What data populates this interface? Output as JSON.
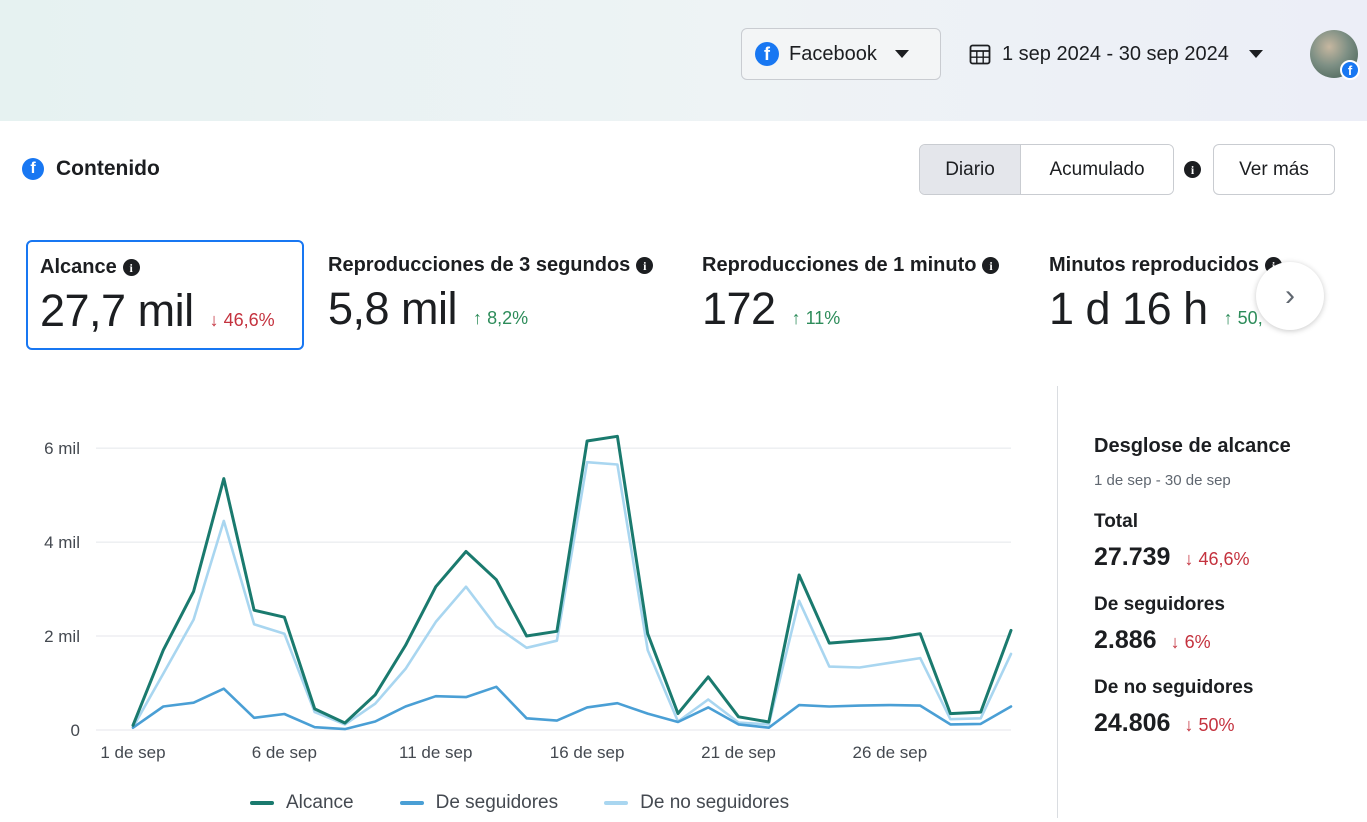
{
  "header": {
    "platform_label": "Facebook",
    "date_range": "1 sep 2024 - 30 sep 2024"
  },
  "section": {
    "title": "Contenido",
    "toggle": [
      "Diario",
      "Acumulado"
    ],
    "active_toggle": "Diario",
    "more_label": "Ver más"
  },
  "metrics": [
    {
      "label": "Alcance",
      "value": "27,7 mil",
      "delta": "46,6%",
      "direction": "down",
      "selected": true
    },
    {
      "label": "Reproducciones de 3 segundos",
      "value": "5,8 mil",
      "delta": "8,2%",
      "direction": "up"
    },
    {
      "label": "Reproducciones de 1 minuto",
      "value": "172",
      "delta": "11%",
      "direction": "up"
    },
    {
      "label": "Minutos reproducidos",
      "value": "1 d 16 h",
      "delta": "50,",
      "direction": "up"
    }
  ],
  "breakdown": {
    "title": "Desglose de alcance",
    "subtitle": "1 de sep - 30 de sep",
    "items": [
      {
        "label": "Total",
        "value": "27.739",
        "delta": "46,6%",
        "color": "#c4323e"
      },
      {
        "label": "De seguidores",
        "value": "2.886",
        "delta": "6%",
        "color": "#c4323e"
      },
      {
        "label": "De no seguidores",
        "value": "24.806",
        "delta": "50%",
        "color": "#c4323e"
      }
    ]
  },
  "colors": {
    "accent": "#1877f2",
    "down": "#c4323e",
    "up": "#2d8c5a"
  },
  "chart_data": {
    "type": "line",
    "x": [
      1,
      2,
      3,
      4,
      5,
      6,
      7,
      8,
      9,
      10,
      11,
      12,
      13,
      14,
      15,
      16,
      17,
      18,
      19,
      20,
      21,
      22,
      23,
      24,
      25,
      26,
      27,
      28,
      29,
      30
    ],
    "x_tick_positions": [
      1,
      6,
      11,
      16,
      21,
      26
    ],
    "x_tick_labels": [
      "1 de sep",
      "6 de sep",
      "11 de sep",
      "16 de sep",
      "21 de sep",
      "26 de sep"
    ],
    "y_tick_values": [
      0,
      2000,
      4000,
      6000
    ],
    "y_tick_labels": [
      "0",
      "2 mil",
      "4 mil",
      "6 mil"
    ],
    "ylim": [
      0,
      6300
    ],
    "grid": true,
    "legend_position": "bottom",
    "series": [
      {
        "name": "Alcance",
        "color": "#1a7a6e",
        "values": [
          100,
          1700,
          2950,
          5350,
          2550,
          2400,
          450,
          150,
          750,
          1800,
          3050,
          3800,
          3200,
          2000,
          2100,
          6150,
          6250,
          2050,
          350,
          1130,
          280,
          170,
          3300,
          1850,
          1900,
          1950,
          2050,
          350,
          380,
          2120
        ]
      },
      {
        "name": "De seguidores",
        "color": "#4a9fd5",
        "values": [
          50,
          500,
          580,
          880,
          260,
          340,
          60,
          20,
          180,
          500,
          720,
          700,
          920,
          250,
          200,
          480,
          570,
          350,
          170,
          480,
          120,
          50,
          530,
          500,
          520,
          530,
          520,
          120,
          130,
          500
        ]
      },
      {
        "name": "De no seguidores",
        "color": "#a9d6f0",
        "values": [
          60,
          1200,
          2350,
          4450,
          2250,
          2050,
          380,
          120,
          560,
          1300,
          2300,
          3050,
          2200,
          1750,
          1900,
          5700,
          5650,
          1700,
          180,
          650,
          160,
          120,
          2750,
          1350,
          1330,
          1430,
          1530,
          230,
          250,
          1620
        ]
      }
    ]
  }
}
══════════
Your task>
Search the material above for "delta". Pull out each line where it shows up.

Reply to the task>
      "delta": "46,6%",
      "delta": "8,2%",
      "delta": "11%",
      "delta": "50,",
        "delta": "46,6%",
        "delta": "6%",
        "delta": "50%",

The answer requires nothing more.